EXERCISE DIRECTIONS ::
Which lines in the material below contain the word "waived"? Copy each of them.

+++++

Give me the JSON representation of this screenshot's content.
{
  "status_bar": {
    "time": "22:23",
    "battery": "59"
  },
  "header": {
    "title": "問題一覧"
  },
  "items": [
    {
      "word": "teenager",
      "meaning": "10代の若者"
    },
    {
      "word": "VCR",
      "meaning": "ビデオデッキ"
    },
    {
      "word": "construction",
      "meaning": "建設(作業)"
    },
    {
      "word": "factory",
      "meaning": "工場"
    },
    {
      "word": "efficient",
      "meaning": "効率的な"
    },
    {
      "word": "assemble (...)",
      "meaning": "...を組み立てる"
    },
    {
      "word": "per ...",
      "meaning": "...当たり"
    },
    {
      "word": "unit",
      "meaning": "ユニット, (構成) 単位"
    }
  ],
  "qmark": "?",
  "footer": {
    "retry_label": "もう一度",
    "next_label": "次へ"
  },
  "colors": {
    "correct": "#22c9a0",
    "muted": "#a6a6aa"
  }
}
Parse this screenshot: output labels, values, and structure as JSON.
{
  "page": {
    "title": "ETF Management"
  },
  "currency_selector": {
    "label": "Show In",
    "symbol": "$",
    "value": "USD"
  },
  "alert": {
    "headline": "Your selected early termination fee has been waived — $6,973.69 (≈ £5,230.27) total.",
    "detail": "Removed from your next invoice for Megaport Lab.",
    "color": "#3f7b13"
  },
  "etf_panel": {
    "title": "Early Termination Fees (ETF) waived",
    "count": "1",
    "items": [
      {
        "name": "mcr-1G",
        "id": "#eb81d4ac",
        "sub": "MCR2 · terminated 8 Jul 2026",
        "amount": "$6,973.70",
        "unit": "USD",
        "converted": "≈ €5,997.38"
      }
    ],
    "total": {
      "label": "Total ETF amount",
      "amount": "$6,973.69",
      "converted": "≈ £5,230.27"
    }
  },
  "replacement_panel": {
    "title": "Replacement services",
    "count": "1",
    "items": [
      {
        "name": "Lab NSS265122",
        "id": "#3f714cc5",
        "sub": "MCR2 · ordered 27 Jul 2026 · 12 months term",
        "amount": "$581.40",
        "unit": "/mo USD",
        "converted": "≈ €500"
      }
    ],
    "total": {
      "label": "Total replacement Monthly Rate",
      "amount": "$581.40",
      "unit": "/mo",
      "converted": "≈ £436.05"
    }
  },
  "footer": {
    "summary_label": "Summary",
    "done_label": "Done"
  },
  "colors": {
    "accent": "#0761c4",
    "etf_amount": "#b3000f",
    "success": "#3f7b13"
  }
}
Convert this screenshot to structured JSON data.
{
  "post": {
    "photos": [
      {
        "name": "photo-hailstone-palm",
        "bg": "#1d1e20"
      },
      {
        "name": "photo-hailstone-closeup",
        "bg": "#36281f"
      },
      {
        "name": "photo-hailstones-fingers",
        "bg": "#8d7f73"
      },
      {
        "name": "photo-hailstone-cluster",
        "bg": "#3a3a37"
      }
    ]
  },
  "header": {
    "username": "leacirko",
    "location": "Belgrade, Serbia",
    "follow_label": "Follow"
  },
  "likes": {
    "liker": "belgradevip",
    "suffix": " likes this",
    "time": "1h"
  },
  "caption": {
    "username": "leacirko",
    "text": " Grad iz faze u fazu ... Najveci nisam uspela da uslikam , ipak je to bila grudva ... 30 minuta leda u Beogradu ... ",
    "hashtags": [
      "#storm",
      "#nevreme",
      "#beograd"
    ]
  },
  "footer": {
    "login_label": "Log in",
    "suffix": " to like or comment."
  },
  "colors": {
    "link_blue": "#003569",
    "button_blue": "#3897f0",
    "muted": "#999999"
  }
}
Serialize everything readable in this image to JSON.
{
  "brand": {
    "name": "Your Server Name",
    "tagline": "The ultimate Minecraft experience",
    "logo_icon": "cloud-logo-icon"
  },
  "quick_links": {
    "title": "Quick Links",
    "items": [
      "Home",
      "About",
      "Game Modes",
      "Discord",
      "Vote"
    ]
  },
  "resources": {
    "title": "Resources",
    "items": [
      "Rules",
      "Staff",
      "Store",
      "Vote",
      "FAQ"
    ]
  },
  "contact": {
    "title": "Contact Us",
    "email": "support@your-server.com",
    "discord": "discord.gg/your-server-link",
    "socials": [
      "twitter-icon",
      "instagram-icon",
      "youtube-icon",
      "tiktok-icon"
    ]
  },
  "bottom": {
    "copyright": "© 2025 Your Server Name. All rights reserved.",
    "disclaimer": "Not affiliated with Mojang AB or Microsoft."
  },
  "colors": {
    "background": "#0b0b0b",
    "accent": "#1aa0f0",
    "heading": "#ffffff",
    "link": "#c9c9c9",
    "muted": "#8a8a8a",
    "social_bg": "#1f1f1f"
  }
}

+++++

OUTPUT FOR THIS EXERCISE ::
    "headline": "Your selected early termination fee has been waived — $6,973.69 (≈ £5,230.27) total.",
    "title": "Early Termination Fees (ETF) waived",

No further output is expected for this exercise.